To do: Print each line of the records below word for word, without changing anything.

Dataset content:
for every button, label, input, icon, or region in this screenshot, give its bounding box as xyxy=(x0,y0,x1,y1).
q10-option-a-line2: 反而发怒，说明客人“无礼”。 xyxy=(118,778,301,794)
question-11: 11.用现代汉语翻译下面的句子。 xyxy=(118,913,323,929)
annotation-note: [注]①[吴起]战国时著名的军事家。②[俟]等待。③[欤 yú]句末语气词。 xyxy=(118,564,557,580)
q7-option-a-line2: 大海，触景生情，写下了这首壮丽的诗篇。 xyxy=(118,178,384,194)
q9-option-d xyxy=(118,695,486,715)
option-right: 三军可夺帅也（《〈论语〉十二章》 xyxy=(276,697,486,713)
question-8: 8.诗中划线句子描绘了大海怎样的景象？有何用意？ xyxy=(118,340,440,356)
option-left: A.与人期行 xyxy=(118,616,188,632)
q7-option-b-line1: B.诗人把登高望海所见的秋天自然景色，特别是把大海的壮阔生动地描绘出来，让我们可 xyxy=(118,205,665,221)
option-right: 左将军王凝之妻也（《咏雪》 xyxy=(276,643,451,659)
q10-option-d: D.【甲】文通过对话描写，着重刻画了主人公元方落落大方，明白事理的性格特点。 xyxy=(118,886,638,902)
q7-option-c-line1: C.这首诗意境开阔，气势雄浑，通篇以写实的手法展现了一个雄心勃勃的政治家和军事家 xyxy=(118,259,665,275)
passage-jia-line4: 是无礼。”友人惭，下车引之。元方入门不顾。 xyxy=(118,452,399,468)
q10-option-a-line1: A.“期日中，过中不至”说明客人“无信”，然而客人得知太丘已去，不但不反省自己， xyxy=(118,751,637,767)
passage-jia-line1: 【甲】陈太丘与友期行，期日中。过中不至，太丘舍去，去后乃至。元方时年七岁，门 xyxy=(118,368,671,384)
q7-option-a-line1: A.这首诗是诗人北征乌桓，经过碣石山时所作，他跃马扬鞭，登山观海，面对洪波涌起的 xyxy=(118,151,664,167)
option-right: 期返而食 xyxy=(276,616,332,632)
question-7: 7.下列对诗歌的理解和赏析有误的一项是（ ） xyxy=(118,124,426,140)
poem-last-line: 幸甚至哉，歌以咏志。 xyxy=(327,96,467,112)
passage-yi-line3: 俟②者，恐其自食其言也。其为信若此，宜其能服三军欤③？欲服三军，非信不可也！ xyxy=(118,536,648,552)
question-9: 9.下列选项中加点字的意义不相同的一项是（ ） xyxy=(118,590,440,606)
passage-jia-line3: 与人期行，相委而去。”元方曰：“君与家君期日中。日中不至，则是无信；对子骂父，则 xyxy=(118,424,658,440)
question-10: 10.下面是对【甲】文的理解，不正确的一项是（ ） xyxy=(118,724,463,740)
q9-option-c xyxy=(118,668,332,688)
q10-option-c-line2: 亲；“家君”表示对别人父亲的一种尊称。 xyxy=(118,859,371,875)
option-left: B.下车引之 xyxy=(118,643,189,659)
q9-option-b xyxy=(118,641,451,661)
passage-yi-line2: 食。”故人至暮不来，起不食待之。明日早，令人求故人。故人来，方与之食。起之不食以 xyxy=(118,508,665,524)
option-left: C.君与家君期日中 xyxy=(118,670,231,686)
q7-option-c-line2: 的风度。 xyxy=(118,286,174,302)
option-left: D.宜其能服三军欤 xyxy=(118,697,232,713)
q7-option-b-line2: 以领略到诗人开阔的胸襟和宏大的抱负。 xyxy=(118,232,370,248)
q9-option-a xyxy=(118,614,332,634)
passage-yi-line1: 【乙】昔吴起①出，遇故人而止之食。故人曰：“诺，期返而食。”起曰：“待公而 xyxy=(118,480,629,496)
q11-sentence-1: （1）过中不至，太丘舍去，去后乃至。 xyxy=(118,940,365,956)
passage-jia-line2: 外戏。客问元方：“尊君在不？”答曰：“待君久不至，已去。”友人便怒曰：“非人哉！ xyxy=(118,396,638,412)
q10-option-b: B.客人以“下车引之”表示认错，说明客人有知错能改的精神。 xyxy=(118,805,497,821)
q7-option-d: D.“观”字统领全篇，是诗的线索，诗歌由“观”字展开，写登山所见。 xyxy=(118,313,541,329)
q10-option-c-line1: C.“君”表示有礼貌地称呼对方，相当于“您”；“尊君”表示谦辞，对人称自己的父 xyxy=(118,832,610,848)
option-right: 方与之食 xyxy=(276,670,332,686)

Task output:
for every button, label, input, icon, or region in this screenshot, give its bounding box as xyxy=(x0,y0,x1,y1).
q10-option-a-line2: 反而发怒，说明客人“无礼”。 xyxy=(118,778,301,794)
question-11: 11.用现代汉语翻译下面的句子。 xyxy=(118,913,323,929)
annotation-note: [注]①[吴起]战国时著名的军事家。②[俟]等待。③[欤 yú]句末语气词。 xyxy=(118,564,557,580)
q7-option-a-line2: 大海，触景生情，写下了这首壮丽的诗篇。 xyxy=(118,178,384,194)
q9-option-d xyxy=(118,695,486,715)
option-right: 三军可夺帅也（《〈论语〉十二章》 xyxy=(276,697,486,713)
question-8: 8.诗中划线句子描绘了大海怎样的景象？有何用意？ xyxy=(118,340,440,356)
option-left: A.与人期行 xyxy=(118,616,188,632)
q7-option-b-line1: B.诗人把登高望海所见的秋天自然景色，特别是把大海的壮阔生动地描绘出来，让我们可 xyxy=(118,205,665,221)
option-right: 左将军王凝之妻也（《咏雪》 xyxy=(276,643,451,659)
q10-option-d: D.【甲】文通过对话描写，着重刻画了主人公元方落落大方，明白事理的性格特点。 xyxy=(118,886,638,902)
q7-option-c-line1: C.这首诗意境开阔，气势雄浑，通篇以写实的手法展现了一个雄心勃勃的政治家和军事家 xyxy=(118,259,665,275)
passage-jia-line4: 是无礼。”友人惭，下车引之。元方入门不顾。 xyxy=(118,452,399,468)
q10-option-a-line1: A.“期日中，过中不至”说明客人“无信”，然而客人得知太丘已去，不但不反省自己， xyxy=(118,751,637,767)
passage-jia-line1: 【甲】陈太丘与友期行，期日中。过中不至，太丘舍去，去后乃至。元方时年七岁，门 xyxy=(118,368,671,384)
q7-option-a-line1: A.这首诗是诗人北征乌桓，经过碣石山时所作，他跃马扬鞭，登山观海，面对洪波涌起的 xyxy=(118,151,664,167)
option-right: 期返而食 xyxy=(276,616,332,632)
question-7: 7.下列对诗歌的理解和赏析有误的一项是（ ） xyxy=(118,124,426,140)
poem-last-line: 幸甚至哉，歌以咏志。 xyxy=(327,96,467,112)
passage-yi-line3: 俟②者，恐其自食其言也。其为信若此，宜其能服三军欤③？欲服三军，非信不可也！ xyxy=(118,536,648,552)
question-9: 9.下列选项中加点字的意义不相同的一项是（ ） xyxy=(118,590,440,606)
passage-jia-line3: 与人期行，相委而去。”元方曰：“君与家君期日中。日中不至，则是无信；对子骂父，则 xyxy=(118,424,658,440)
question-10: 10.下面是对【甲】文的理解，不正确的一项是（ ） xyxy=(118,724,463,740)
q9-option-c xyxy=(118,668,332,688)
q10-option-c-line2: 亲；“家君”表示对别人父亲的一种尊称。 xyxy=(118,859,371,875)
option-left: B.下车引之 xyxy=(118,643,189,659)
q9-option-b xyxy=(118,641,451,661)
passage-yi-line2: 食。”故人至暮不来，起不食待之。明日早，令人求故人。故人来，方与之食。起之不食以 xyxy=(118,508,665,524)
option-left: C.君与家君期日中 xyxy=(118,670,231,686)
q7-option-c-line2: 的风度。 xyxy=(118,286,174,302)
option-left: D.宜其能服三军欤 xyxy=(118,697,232,713)
q7-option-b-line2: 以领略到诗人开阔的胸襟和宏大的抱负。 xyxy=(118,232,370,248)
q9-option-a xyxy=(118,614,332,634)
passage-yi-line1: 【乙】昔吴起①出，遇故人而止之食。故人曰：“诺，期返而食。”起曰：“待公而 xyxy=(118,480,629,496)
q11-sentence-1: （1）过中不至，太丘舍去，去后乃至。 xyxy=(118,940,365,956)
passage-jia-line2: 外戏。客问元方：“尊君在不？”答曰：“待君久不至，已去。”友人便怒曰：“非人哉！ xyxy=(118,396,638,412)
q10-option-b: B.客人以“下车引之”表示认错，说明客人有知错能改的精神。 xyxy=(118,805,497,821)
q7-option-d: D.“观”字统领全篇，是诗的线索，诗歌由“观”字展开，写登山所见。 xyxy=(118,313,541,329)
q10-option-c-line1: C.“君”表示有礼貌地称呼对方，相当于“您”；“尊君”表示谦辞，对人称自己的父 xyxy=(118,832,610,848)
option-right: 方与之食 xyxy=(276,670,332,686)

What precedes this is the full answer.